[Short problem]
Please copy out the data below word for word, leaving out the pictures.

═══ Input material ═══

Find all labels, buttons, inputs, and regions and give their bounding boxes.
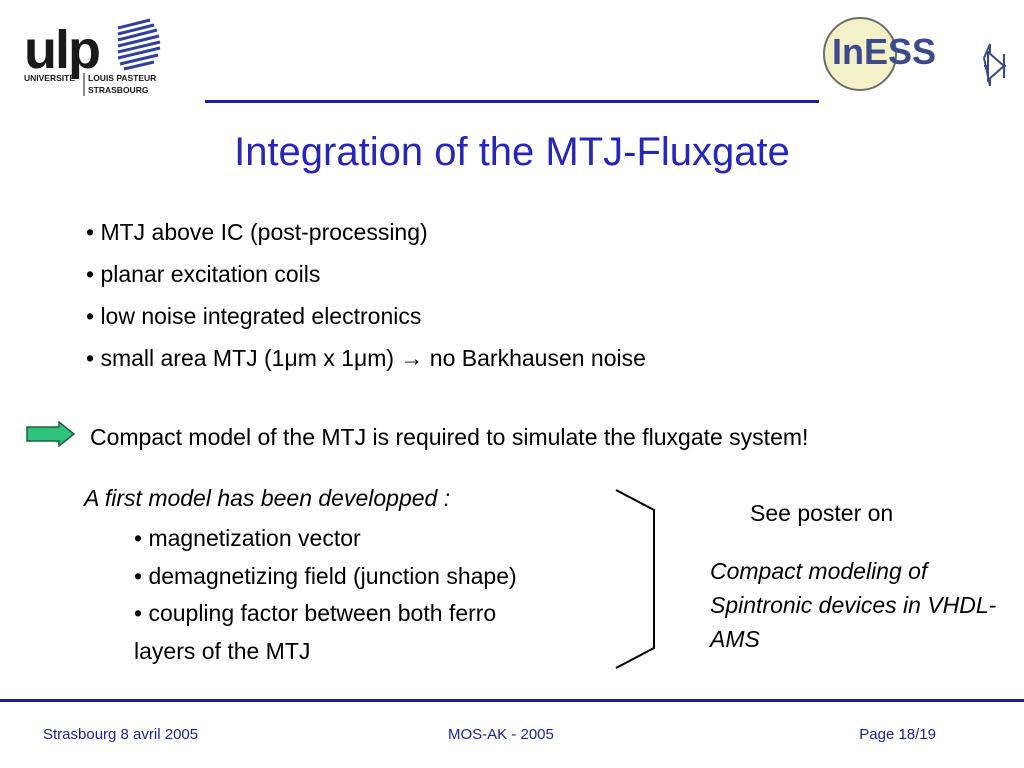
- ulp-logo-text: ulp: [24, 20, 99, 80]
- ulp-logo: ulp UNIVERSITÉ LOUIS PASTEUR STRASBOURG: [24, 18, 161, 96]
- model-item: • demagnetizing field (junction shape): [134, 562, 517, 589]
- model-item: layers of the MTJ: [134, 637, 311, 664]
- ulp-logo-line1: UNIVERSITÉ: [24, 73, 75, 83]
- conclusion-text: Compact model of the MTJ is required to …: [90, 424, 809, 450]
- bullet-list: • MTJ above IC (post-processing) • plana…: [86, 211, 646, 379]
- bullet-item: • low noise integrated electronics: [86, 303, 422, 329]
- title-rule: [205, 100, 819, 103]
- right-brace-icon: [615, 489, 655, 669]
- footer-rule: [0, 699, 1024, 702]
- bullet-item: • small area MTJ (1μm x 1μm) → no Barkha…: [86, 345, 646, 371]
- footer-location-date: Strasbourg 8 avril 2005: [43, 726, 199, 743]
- model-item-list: • magnetization vector • demagnetizing f…: [134, 520, 517, 670]
- bullet-item: • MTJ above IC (post-processing): [86, 219, 428, 245]
- model-item: • coupling factor between both ferro: [134, 600, 497, 626]
- iness-logo-text: InESS: [832, 31, 936, 72]
- ulp-logo-stripes: [117, 18, 161, 71]
- right-arrow-icon: [26, 421, 76, 447]
- ulp-logo-line3: STRASBOURG: [88, 85, 149, 95]
- model-item: • magnetization vector: [134, 525, 361, 551]
- bullet-item: • planar excitation coils: [86, 261, 321, 287]
- model-heading: A first model has been developped :: [84, 485, 451, 511]
- footer-event: MOS-AK - 2005: [448, 726, 554, 743]
- ulp-logo-line2: LOUIS PASTEUR: [88, 73, 156, 83]
- poster-title: Compact modeling of Spintronic devices i…: [710, 558, 997, 652]
- iness-logo: InESS: [823, 17, 1006, 91]
- slide-title: Integration of the MTJ-Fluxgate: [234, 130, 790, 174]
- footer-page-number: Page 18/19: [859, 726, 936, 743]
- see-poster-text: See poster on: [750, 500, 894, 526]
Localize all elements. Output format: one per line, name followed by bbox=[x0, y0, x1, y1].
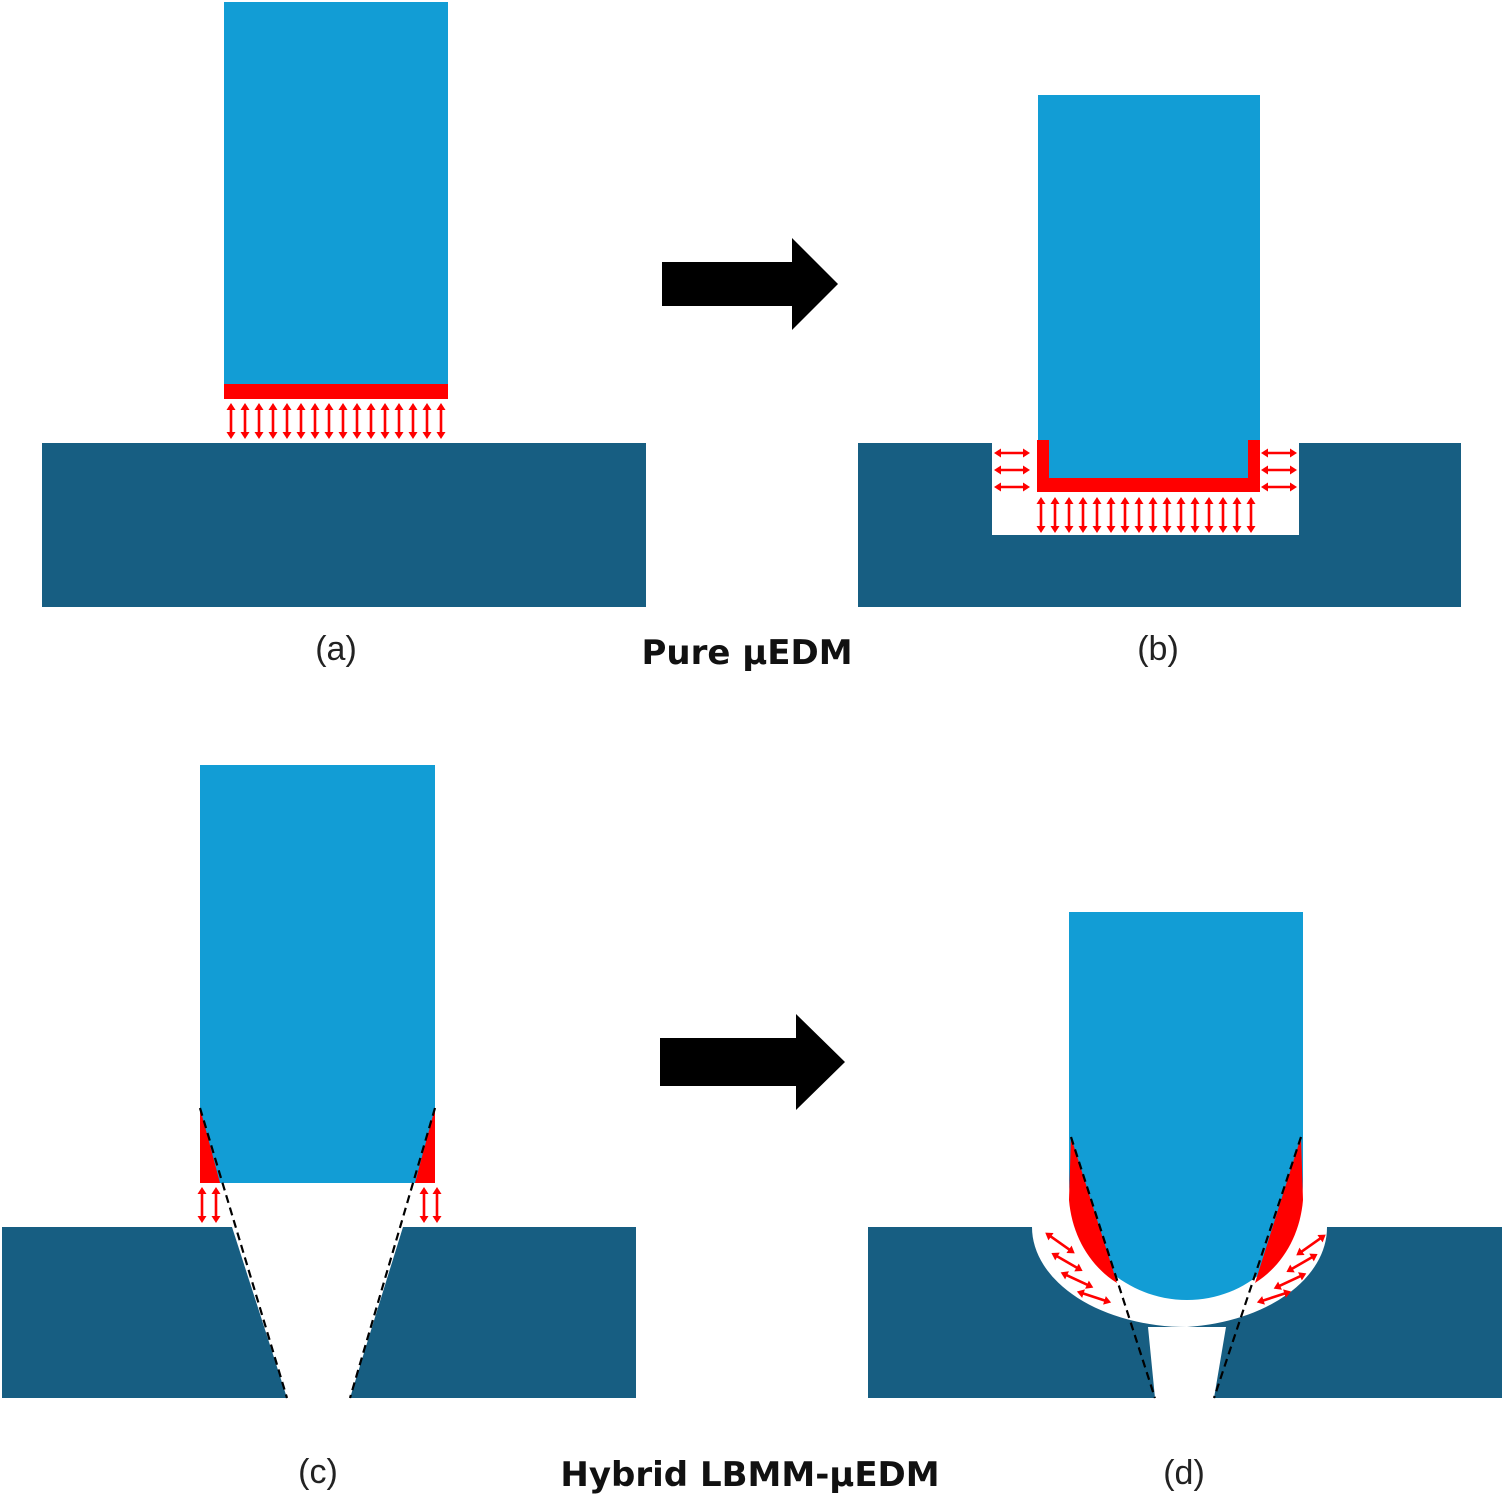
title-hybrid-lbmm-uedm: Hybrid LBMM-μEDM bbox=[560, 1455, 939, 1495]
taper-line-c-left bbox=[198, 1107, 289, 1399]
taper-line-c-right bbox=[348, 1107, 437, 1399]
electrode-c bbox=[200, 765, 435, 1183]
taper-line-d-right bbox=[1212, 1136, 1303, 1399]
spark-gap-arrows-b-right bbox=[1259, 447, 1299, 493]
workpiece-a bbox=[42, 443, 646, 607]
title-pure-uedm: Pure μEDM bbox=[641, 633, 852, 673]
thick-right-arrow-icon bbox=[662, 238, 838, 330]
panel-label-a: (a) bbox=[315, 630, 357, 668]
panel-label-d: (d) bbox=[1163, 1454, 1205, 1492]
discharge-layer-a bbox=[224, 384, 448, 399]
panel-label-c: (c) bbox=[298, 1453, 338, 1491]
electrode-b bbox=[1038, 95, 1260, 480]
panel-a: (a) bbox=[42, 2, 646, 668]
discharge-region-d-left bbox=[1069, 1137, 1117, 1283]
workpiece-c-right bbox=[350, 1227, 636, 1398]
workpiece-d bbox=[868, 1227, 1502, 1398]
spark-gap-arrows-a bbox=[225, 401, 447, 441]
workpiece-c-left bbox=[2, 1227, 287, 1398]
thick-right-arrow-icon bbox=[660, 1014, 845, 1110]
panel-d: (d) bbox=[868, 912, 1502, 1492]
panel-b: (b) bbox=[858, 95, 1461, 668]
discharge-layer-b bbox=[1037, 440, 1260, 492]
spark-gap-arrows-b-left bbox=[992, 447, 1032, 493]
electrode-d bbox=[1069, 912, 1303, 1300]
spark-gap-arrows-b-bottom bbox=[1035, 495, 1257, 535]
panel-label-b: (b) bbox=[1137, 630, 1179, 668]
workpiece-b bbox=[858, 443, 1461, 607]
taper-line-d-left bbox=[1069, 1136, 1157, 1399]
spark-gap-arrows-c bbox=[196, 1185, 443, 1225]
discharge-region-d-right bbox=[1255, 1137, 1303, 1283]
panel-c: (c) bbox=[2, 765, 636, 1491]
electrode-a bbox=[224, 2, 448, 386]
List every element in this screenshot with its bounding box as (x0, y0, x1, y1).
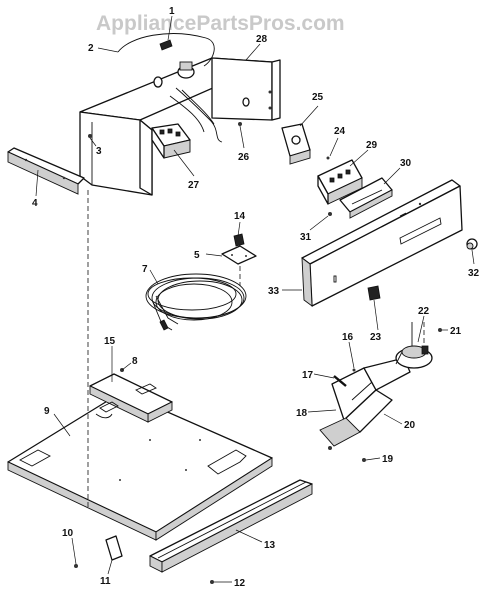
corner-bracket (105, 535, 123, 561)
callout-9: 9 (44, 406, 50, 417)
callout-27: 27 (188, 180, 200, 191)
infinite-switch (281, 123, 330, 165)
screw-26 (238, 122, 242, 126)
callout-2: 2 (88, 43, 94, 54)
callout-13: 13 (264, 540, 276, 551)
callout-3: 3 (96, 146, 102, 157)
power-cord (145, 273, 247, 331)
screw-12 (210, 580, 214, 584)
callouts: 1 2 3 4 5 7 8 9 10 11 12 13 14 15 16 17 … (32, 6, 480, 589)
front-rail (149, 479, 313, 573)
callout-22: 22 (418, 306, 430, 317)
callout-20: 20 (404, 420, 416, 431)
callout-15: 15 (104, 336, 116, 347)
callout-32: 32 (468, 268, 480, 279)
callout-7: 7 (142, 264, 148, 275)
watermark: AppliancePartsPros.com (96, 12, 345, 35)
callout-19: 19 (382, 454, 394, 465)
knob (466, 238, 478, 250)
callout-29: 29 (366, 140, 378, 151)
alignment-lines (87, 190, 425, 508)
callout-26: 26 (238, 152, 250, 163)
callout-25: 25 (312, 92, 324, 103)
callout-18: 18 (296, 408, 308, 419)
plate-clip (233, 233, 245, 247)
callout-23: 23 (370, 332, 382, 343)
screw-19 (362, 458, 366, 462)
callout-28: 28 (256, 34, 268, 45)
trim-strip (7, 147, 85, 195)
leader-lines (35, 15, 475, 583)
callout-5: 5 (194, 250, 200, 261)
screw-16 (352, 368, 356, 372)
upper-housing (79, 57, 281, 196)
hinge-pin (333, 375, 347, 387)
callout-11: 11 (100, 576, 111, 587)
control-bracket (339, 177, 393, 219)
door-switch (395, 322, 433, 369)
callout-12: 12 (234, 578, 246, 589)
terminal-block (151, 123, 191, 159)
screw-24 (326, 156, 330, 160)
callout-17: 17 (302, 370, 314, 381)
callout-21: 21 (450, 326, 462, 337)
callout-4: 4 (32, 198, 38, 209)
screw-31 (328, 212, 332, 216)
callout-10: 10 (62, 528, 74, 539)
mount-plate (221, 245, 257, 265)
bottom-panel (7, 391, 273, 541)
wire-lead (117, 33, 215, 67)
hinge-bracket (319, 357, 411, 450)
callout-24: 24 (334, 126, 346, 137)
callout-31: 31 (300, 232, 312, 243)
top-clip (159, 39, 173, 51)
callout-8: 8 (132, 356, 138, 367)
callout-1: 1 (169, 6, 175, 17)
callout-14: 14 (234, 211, 246, 222)
callout-33: 33 (268, 286, 280, 297)
control-module (317, 159, 363, 205)
small-bracket (367, 285, 381, 301)
screw-21 (438, 328, 442, 332)
control-panel (301, 179, 463, 307)
callout-30: 30 (400, 158, 412, 169)
support-bracket (89, 373, 173, 423)
screw-10 (74, 564, 78, 568)
callout-16: 16 (342, 332, 354, 343)
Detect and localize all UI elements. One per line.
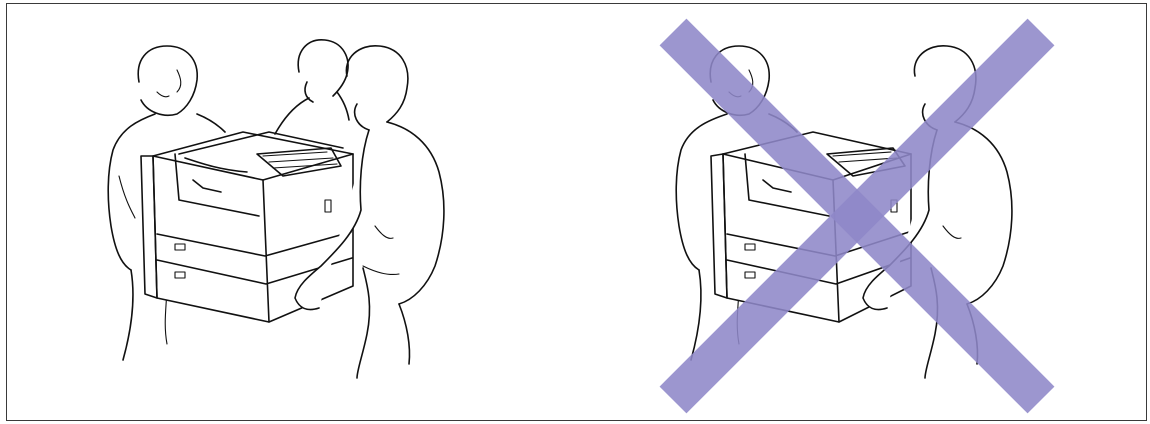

═══

[Solution]
Find all labels, buttons, inputs, and regions and give their bounding boxes.
- ulp-logo-text: ulp: [24, 20, 99, 80]
- ulp-logo: ulp UNIVERSITÉ LOUIS PASTEUR STRASBOURG: [24, 18, 161, 96]
- model-item: • demagnetizing field (junction shape): [134, 562, 517, 589]
- model-item: layers of the MTJ: [134, 637, 311, 664]
- ulp-logo-line1: UNIVERSITÉ: [24, 73, 75, 83]
- conclusion-text: Compact model of the MTJ is required to …: [90, 424, 809, 450]
- bullet-list: • MTJ above IC (post-processing) • plana…: [86, 211, 646, 379]
- bullet-item: • low noise integrated electronics: [86, 303, 422, 329]
- title-rule: [205, 100, 819, 103]
- right-brace-icon: [615, 489, 655, 669]
- footer-rule: [0, 699, 1024, 702]
- bullet-item: • small area MTJ (1μm x 1μm) → no Barkha…: [86, 345, 646, 371]
- footer-location-date: Strasbourg 8 avril 2005: [43, 726, 199, 743]
- model-item-list: • magnetization vector • demagnetizing f…: [134, 520, 517, 670]
- bullet-item: • MTJ above IC (post-processing): [86, 219, 428, 245]
- model-item: • coupling factor between both ferro: [134, 600, 497, 626]
- iness-logo-text: InESS: [832, 31, 936, 72]
- ulp-logo-stripes: [117, 18, 161, 71]
- right-arrow-icon: [26, 421, 76, 447]
- ulp-logo-line3: STRASBOURG: [88, 85, 149, 95]
- model-item: • magnetization vector: [134, 525, 361, 551]
- bullet-item: • planar excitation coils: [86, 261, 321, 287]
- model-heading: A first model has been developped :: [84, 485, 451, 511]
- footer-event: MOS-AK - 2005: [448, 726, 554, 743]
- ulp-logo-line2: LOUIS PASTEUR: [88, 73, 156, 83]
- poster-title: Compact modeling of Spintronic devices i…: [710, 558, 997, 652]
- iness-logo: InESS: [823, 17, 1006, 91]
- slide-title: Integration of the MTJ-Fluxgate: [234, 130, 790, 174]
- footer-page-number: Page 18/19: [859, 726, 936, 743]
- see-poster-text: See poster on: [750, 500, 894, 526]
Localize all elements. Output format: one per line, name followed by bbox=[x0, y0, x1, y1].
title-hybrid-lbmm-uedm: Hybrid LBMM-μEDM bbox=[560, 1455, 939, 1495]
taper-line-c-left bbox=[198, 1107, 289, 1399]
taper-line-c-right bbox=[348, 1107, 437, 1399]
electrode-c bbox=[200, 765, 435, 1183]
taper-line-d-right bbox=[1212, 1136, 1303, 1399]
spark-gap-arrows-b-right bbox=[1259, 447, 1299, 493]
workpiece-a bbox=[42, 443, 646, 607]
title-pure-uedm: Pure μEDM bbox=[641, 633, 852, 673]
thick-right-arrow-icon bbox=[662, 238, 838, 330]
panel-label-a: (a) bbox=[315, 630, 357, 668]
panel-label-d: (d) bbox=[1163, 1454, 1205, 1492]
discharge-layer-a bbox=[224, 384, 448, 399]
panel-label-c: (c) bbox=[298, 1453, 338, 1491]
electrode-b bbox=[1038, 95, 1260, 480]
panel-a: (a) bbox=[42, 2, 646, 668]
discharge-region-d-left bbox=[1069, 1137, 1117, 1283]
workpiece-c-right bbox=[350, 1227, 636, 1398]
workpiece-d bbox=[868, 1227, 1502, 1398]
spark-gap-arrows-a bbox=[225, 401, 447, 441]
workpiece-c-left bbox=[2, 1227, 287, 1398]
thick-right-arrow-icon bbox=[660, 1014, 845, 1110]
panel-d: (d) bbox=[868, 912, 1502, 1492]
panel-b: (b) bbox=[858, 95, 1461, 668]
discharge-layer-b bbox=[1037, 440, 1260, 492]
spark-gap-arrows-b-left bbox=[992, 447, 1032, 493]
electrode-d bbox=[1069, 912, 1303, 1300]
spark-gap-arrows-b-bottom bbox=[1035, 495, 1257, 535]
panel-label-b: (b) bbox=[1137, 630, 1179, 668]
workpiece-b bbox=[858, 443, 1461, 607]
taper-line-d-left bbox=[1069, 1136, 1157, 1399]
spark-gap-arrows-c bbox=[196, 1185, 443, 1225]
discharge-region-d-right bbox=[1255, 1137, 1303, 1283]
panel-c: (c) bbox=[2, 765, 636, 1491]
electrode-a bbox=[224, 2, 448, 386]
List every element in this screenshot with its bounding box as (x0, y0, x1, y1).
corner-bracket (105, 535, 123, 561)
callout-9: 9 (44, 406, 50, 417)
callout-27: 27 (188, 180, 200, 191)
infinite-switch (281, 123, 330, 165)
screw-26 (238, 122, 242, 126)
callout-2: 2 (88, 43, 94, 54)
callout-13: 13 (264, 540, 276, 551)
callout-3: 3 (96, 146, 102, 157)
power-cord (145, 273, 247, 331)
screw-12 (210, 580, 214, 584)
callouts: 1 2 3 4 5 7 8 9 10 11 12 13 14 15 16 17 … (32, 6, 480, 589)
front-rail (149, 479, 313, 573)
callout-22: 22 (418, 306, 430, 317)
callout-20: 20 (404, 420, 416, 431)
callout-15: 15 (104, 336, 116, 347)
callout-32: 32 (468, 268, 480, 279)
callout-7: 7 (142, 264, 148, 275)
watermark: AppliancePartsPros.com (96, 12, 345, 35)
callout-19: 19 (382, 454, 394, 465)
knob (466, 238, 478, 250)
callout-29: 29 (366, 140, 378, 151)
alignment-lines (87, 190, 425, 508)
callout-26: 26 (238, 152, 250, 163)
callout-25: 25 (312, 92, 324, 103)
callout-18: 18 (296, 408, 308, 419)
plate-clip (233, 233, 245, 247)
callout-23: 23 (370, 332, 382, 343)
screw-19 (362, 458, 366, 462)
callout-28: 28 (256, 34, 268, 45)
trim-strip (7, 147, 85, 195)
leader-lines (35, 15, 475, 583)
callout-5: 5 (194, 250, 200, 261)
screw-16 (352, 368, 356, 372)
upper-housing (79, 57, 281, 196)
hinge-pin (333, 375, 347, 387)
callout-11: 11 (100, 576, 111, 587)
control-bracket (339, 177, 393, 219)
door-switch (395, 322, 433, 369)
callout-12: 12 (234, 578, 246, 589)
terminal-block (151, 123, 191, 159)
screw-24 (326, 156, 330, 160)
callout-17: 17 (302, 370, 314, 381)
callout-21: 21 (450, 326, 462, 337)
callout-4: 4 (32, 198, 38, 209)
screw-31 (328, 212, 332, 216)
callout-10: 10 (62, 528, 74, 539)
mount-plate (221, 245, 257, 265)
bottom-panel (7, 391, 273, 541)
wire-lead (117, 33, 215, 67)
hinge-bracket (319, 357, 411, 450)
callout-24: 24 (334, 126, 346, 137)
callout-31: 31 (300, 232, 312, 243)
top-clip (159, 39, 173, 51)
callout-8: 8 (132, 356, 138, 367)
callout-1: 1 (169, 6, 175, 17)
callout-14: 14 (234, 211, 246, 222)
callout-33: 33 (268, 286, 280, 297)
control-module (317, 159, 363, 205)
small-bracket (367, 285, 381, 301)
screw-21 (438, 328, 442, 332)
control-panel (301, 179, 463, 307)
callout-30: 30 (400, 158, 412, 169)
support-bracket (89, 373, 173, 423)
screw-10 (74, 564, 78, 568)
callout-16: 16 (342, 332, 354, 343)
Detect and localize all UI elements. One per line.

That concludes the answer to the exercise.